TASK DIRECTIONS:
Transcribe the records exactly. Pictures do not belong in the transcription.

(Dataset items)
--- BEGIN ---

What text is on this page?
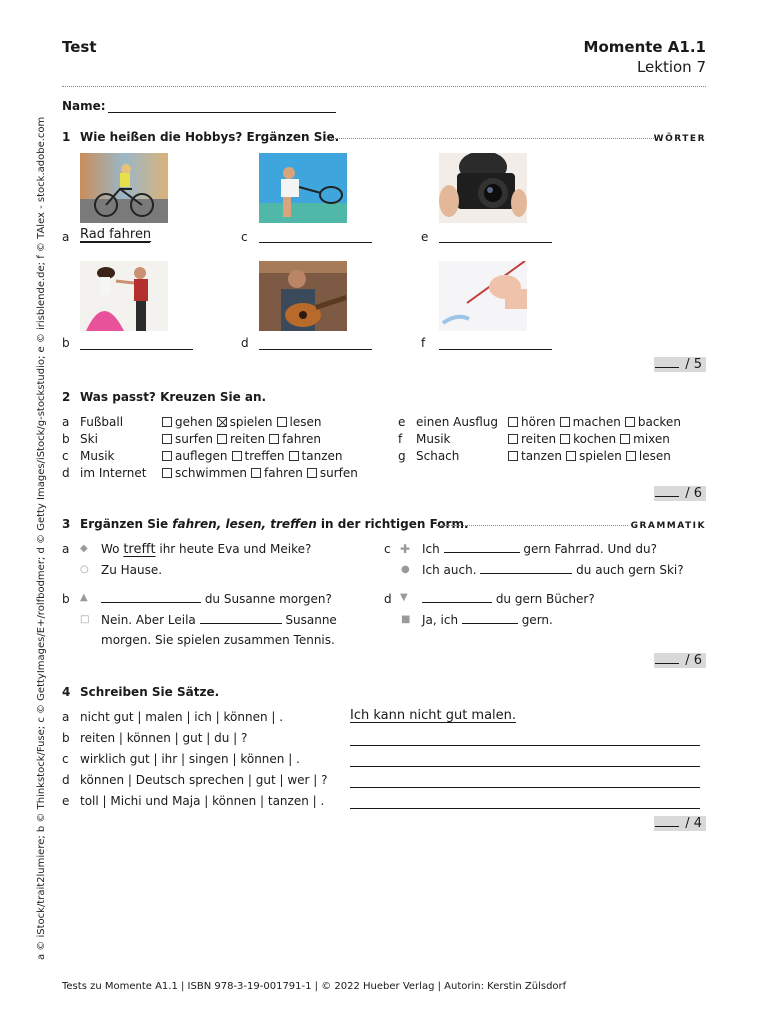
Test	Momente A1.1
Lektion 7
Name:
1 Wie heißen die Hobbys? Ergänzen Sie.	WÖRTER
a Rad fahren	c	e
b	d	f
/ 5
2 Was passt? Kreuzen Sie an.
a Fußball	gehen spielen lesen
b Ski	surfen reiten fahren
c Musik	auflegen treffen tanzen
d im Internet	schwimmen fahren surfen
e einen Ausflug	hören machen backen
f Musik	reiten kochen mixen
g Schach	tanzen spielen lesen
/ 6
3 Ergänzen Sie fahren, lesen, treffen in der richtigen Form.	GRAMMATIK
a ◆ Wo trefft ihr heute Eva und Meike?
○ Zu Hause.
c ✚ Ich	gern Fahrrad. Und du?
● Ich auch.	du auch gern Ski?
b ▲	du Susanne morgen?
□ Nein. Aber Leila	Susanne
morgen. Sie spielen zusammen Tennis.
d ▼	du gern Bücher?
■ Ja, ich	gern.
/ 6
4 Schreiben Sie Sätze.
a nicht gut | malen | ich | können | .	Ich kann nicht gut malen.
b reiten | können | gut | du | ?
c wirklich gut | ihr | singen | können | .
d können | Deutsch sprechen | gut | wer | ?
e toll | Michi und Maja | können | tanzen | .
/ 4
Tests zu Momente A1.1 | ISBN 978-3-19-001791-1 | © 2022 Hueber Verlag | Autorin: Kerstin Zülsdorf
a © iStock/trait2lumiere; b © Thinkstock/Fuse; c © GettyImages/E+/rolfbodmer; d © Getty Images/iStock/g-stockstudio; e © irisblende.de; f © TAlex - stock.adobe.com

--- END ---

TASK RESULT:
What text is on this page?
Test	Momente A1.1
Lektion 7
Name:
1 Wie heißen die Hobbys? Ergänzen Sie.	WÖRTER
a Rad fahren	c	e
b	d	f
/ 5
2 Was passt? Kreuzen Sie an.
a Fußball	gehen spielen lesen
b Ski	surfen reiten fahren
c Musik	auflegen treffen tanzen
d im Internet	schwimmen fahren surfen
e einen Ausflug	hören machen backen
f Musik	reiten kochen mixen
g Schach	tanzen spielen lesen
/ 6
3 Ergänzen Sie fahren, lesen, treffen in der richtigen Form.	GRAMMATIK
a ◆ Wo trefft ihr heute Eva und Meike?
○ Zu Hause.
c ✚ Ich	gern Fahrrad. Und du?
● Ich auch.	du auch gern Ski?
b ▲	du Susanne morgen?
□ Nein. Aber Leila	Susanne
morgen. Sie spielen zusammen Tennis.
d ▼	du gern Bücher?
■ Ja, ich	gern.
/ 6
4 Schreiben Sie Sätze.
a nicht gut | malen | ich | können | .	Ich kann nicht gut malen.
b reiten | können | gut | du | ?
c wirklich gut | ihr | singen | können | .
d können | Deutsch sprechen | gut | wer | ?
e toll | Michi und Maja | können | tanzen | .
/ 4
Tests zu Momente A1.1 | ISBN 978-3-19-001791-1 | © 2022 Hueber Verlag | Autorin: Kerstin Zülsdorf
a © iStock/trait2lumiere; b © Thinkstock/Fuse; c © GettyImages/E+/rolfbodmer; d © Getty Images/iStock/g-stockstudio; e © irisblende.de; f © TAlex - stock.adobe.com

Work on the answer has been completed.